_Stored entries_:
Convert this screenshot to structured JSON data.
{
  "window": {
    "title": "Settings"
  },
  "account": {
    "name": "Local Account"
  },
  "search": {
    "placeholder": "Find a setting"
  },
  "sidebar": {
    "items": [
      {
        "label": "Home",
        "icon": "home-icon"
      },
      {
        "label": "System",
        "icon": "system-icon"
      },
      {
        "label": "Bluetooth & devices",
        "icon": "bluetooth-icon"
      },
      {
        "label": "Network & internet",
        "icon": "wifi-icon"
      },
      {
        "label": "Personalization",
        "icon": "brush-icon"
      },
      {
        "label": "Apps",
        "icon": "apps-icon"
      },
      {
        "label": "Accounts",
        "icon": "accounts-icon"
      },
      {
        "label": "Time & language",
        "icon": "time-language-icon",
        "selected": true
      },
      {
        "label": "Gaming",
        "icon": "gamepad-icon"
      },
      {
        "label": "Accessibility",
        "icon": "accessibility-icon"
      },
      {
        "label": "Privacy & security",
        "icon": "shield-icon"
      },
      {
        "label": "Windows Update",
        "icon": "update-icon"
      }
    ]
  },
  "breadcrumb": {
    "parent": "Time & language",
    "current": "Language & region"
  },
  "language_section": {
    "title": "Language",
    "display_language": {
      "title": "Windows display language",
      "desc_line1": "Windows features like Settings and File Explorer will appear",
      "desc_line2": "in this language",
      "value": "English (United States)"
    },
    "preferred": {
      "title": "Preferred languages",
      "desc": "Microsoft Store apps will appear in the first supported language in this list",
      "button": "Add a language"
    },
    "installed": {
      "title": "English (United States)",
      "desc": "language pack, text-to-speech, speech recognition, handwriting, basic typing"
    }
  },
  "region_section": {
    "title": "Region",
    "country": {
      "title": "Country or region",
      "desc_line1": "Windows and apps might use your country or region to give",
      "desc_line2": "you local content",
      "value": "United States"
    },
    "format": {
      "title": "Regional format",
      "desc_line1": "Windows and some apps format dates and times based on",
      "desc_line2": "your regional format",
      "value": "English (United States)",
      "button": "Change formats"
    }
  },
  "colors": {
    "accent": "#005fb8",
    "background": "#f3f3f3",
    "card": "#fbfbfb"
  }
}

_TASK TO CARRY OUT_: Extract every entry in the listing word for word.

_ANSWER TO THIS EXERCISE_:
Convert this screenshot to structured JSON data.
{
  "window": {
    "title": "Settings"
  },
  "account": {
    "name": "Local Account"
  },
  "search": {
    "placeholder": "Find a setting"
  },
  "sidebar": {
    "items": [
      {
        "label": "Home",
        "icon": "home-icon"
      },
      {
        "label": "System",
        "icon": "system-icon"
      },
      {
        "label": "Bluetooth & devices",
        "icon": "bluetooth-icon"
      },
      {
        "label": "Network & internet",
        "icon": "wifi-icon"
      },
      {
        "label": "Personalization",
        "icon": "brush-icon"
      },
      {
        "label": "Apps",
        "icon": "apps-icon"
      },
      {
        "label": "Accounts",
        "icon": "accounts-icon"
      },
      {
        "label": "Time & language",
        "icon": "time-language-icon",
        "selected": true
      },
      {
        "label": "Gaming",
        "icon": "gamepad-icon"
      },
      {
        "label": "Accessibility",
        "icon": "accessibility-icon"
      },
      {
        "label": "Privacy & security",
        "icon": "shield-icon"
      },
      {
        "label": "Windows Update",
        "icon": "update-icon"
      }
    ]
  },
  "breadcrumb": {
    "parent": "Time & language",
    "current": "Language & region"
  },
  "language_section": {
    "title": "Language",
    "display_language": {
      "title": "Windows display language",
      "desc_line1": "Windows features like Settings and File Explorer will appear",
      "desc_line2": "in this language",
      "value": "English (United States)"
    },
    "preferred": {
      "title": "Preferred languages",
      "desc": "Microsoft Store apps will appear in the first supported language in this list",
      "button": "Add a language"
    },
    "installed": {
      "title": "English (United States)",
      "desc": "language pack, text-to-speech, speech recognition, handwriting, basic typing"
    }
  },
  "region_section": {
    "title": "Region",
    "country": {
      "title": "Country or region",
      "desc_line1": "Windows and apps might use your country or region to give",
      "desc_line2": "you local content",
      "value": "United States"
    },
    "format": {
      "title": "Regional format",
      "desc_line1": "Windows and some apps format dates and times based on",
      "desc_line2": "your regional format",
      "value": "English (United States)",
      "button": "Change formats"
    }
  },
  "colors": {
    "accent": "#005fb8",
    "background": "#f3f3f3",
    "card": "#fbfbfb"
  }
}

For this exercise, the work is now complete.